--- start ---

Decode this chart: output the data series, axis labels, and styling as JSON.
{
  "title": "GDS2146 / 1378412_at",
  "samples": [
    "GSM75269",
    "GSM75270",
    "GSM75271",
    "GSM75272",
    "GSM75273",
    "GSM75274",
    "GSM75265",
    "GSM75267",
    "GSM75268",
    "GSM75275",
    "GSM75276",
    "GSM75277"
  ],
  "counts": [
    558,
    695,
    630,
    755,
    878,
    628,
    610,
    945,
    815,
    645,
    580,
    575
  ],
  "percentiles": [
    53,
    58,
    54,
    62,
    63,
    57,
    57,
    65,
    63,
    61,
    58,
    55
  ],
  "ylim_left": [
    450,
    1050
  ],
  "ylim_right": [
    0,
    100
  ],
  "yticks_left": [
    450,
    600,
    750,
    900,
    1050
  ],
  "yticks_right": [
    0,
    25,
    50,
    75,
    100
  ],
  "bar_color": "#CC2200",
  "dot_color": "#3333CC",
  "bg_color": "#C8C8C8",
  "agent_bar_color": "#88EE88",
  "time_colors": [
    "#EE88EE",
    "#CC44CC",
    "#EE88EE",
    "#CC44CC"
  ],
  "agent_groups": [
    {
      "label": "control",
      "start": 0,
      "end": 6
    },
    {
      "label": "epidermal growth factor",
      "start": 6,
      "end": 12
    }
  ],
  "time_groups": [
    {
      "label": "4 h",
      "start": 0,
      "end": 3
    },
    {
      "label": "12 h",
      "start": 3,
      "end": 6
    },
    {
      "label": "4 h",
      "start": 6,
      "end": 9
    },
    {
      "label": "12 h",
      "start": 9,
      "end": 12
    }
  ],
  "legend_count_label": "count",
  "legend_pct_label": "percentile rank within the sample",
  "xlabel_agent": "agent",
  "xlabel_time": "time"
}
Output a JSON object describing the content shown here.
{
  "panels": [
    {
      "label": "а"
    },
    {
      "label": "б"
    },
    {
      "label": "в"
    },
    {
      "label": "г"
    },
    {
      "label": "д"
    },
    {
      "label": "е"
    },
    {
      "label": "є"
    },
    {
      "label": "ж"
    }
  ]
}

--- end ---

_Stated goal:_
Exactly as written, please output every entry.

_Full output:_
Decode this chart: output the data series, axis labels, and styling as JSON.
{
  "title": "GDS2146 / 1378412_at",
  "samples": [
    "GSM75269",
    "GSM75270",
    "GSM75271",
    "GSM75272",
    "GSM75273",
    "GSM75274",
    "GSM75265",
    "GSM75267",
    "GSM75268",
    "GSM75275",
    "GSM75276",
    "GSM75277"
  ],
  "counts": [
    558,
    695,
    630,
    755,
    878,
    628,
    610,
    945,
    815,
    645,
    580,
    575
  ],
  "percentiles": [
    53,
    58,
    54,
    62,
    63,
    57,
    57,
    65,
    63,
    61,
    58,
    55
  ],
  "ylim_left": [
    450,
    1050
  ],
  "ylim_right": [
    0,
    100
  ],
  "yticks_left": [
    450,
    600,
    750,
    900,
    1050
  ],
  "yticks_right": [
    0,
    25,
    50,
    75,
    100
  ],
  "bar_color": "#CC2200",
  "dot_color": "#3333CC",
  "bg_color": "#C8C8C8",
  "agent_bar_color": "#88EE88",
  "time_colors": [
    "#EE88EE",
    "#CC44CC",
    "#EE88EE",
    "#CC44CC"
  ],
  "agent_groups": [
    {
      "label": "control",
      "start": 0,
      "end": 6
    },
    {
      "label": "epidermal growth factor",
      "start": 6,
      "end": 12
    }
  ],
  "time_groups": [
    {
      "label": "4 h",
      "start": 0,
      "end": 3
    },
    {
      "label": "12 h",
      "start": 3,
      "end": 6
    },
    {
      "label": "4 h",
      "start": 6,
      "end": 9
    },
    {
      "label": "12 h",
      "start": 9,
      "end": 12
    }
  ],
  "legend_count_label": "count",
  "legend_pct_label": "percentile rank within the sample",
  "xlabel_agent": "agent",
  "xlabel_time": "time"
}
Output a JSON object describing the content shown here.
{
  "panels": [
    {
      "label": "а"
    },
    {
      "label": "б"
    },
    {
      "label": "в"
    },
    {
      "label": "г"
    },
    {
      "label": "д"
    },
    {
      "label": "е"
    },
    {
      "label": "є"
    },
    {
      "label": "ж"
    }
  ]
}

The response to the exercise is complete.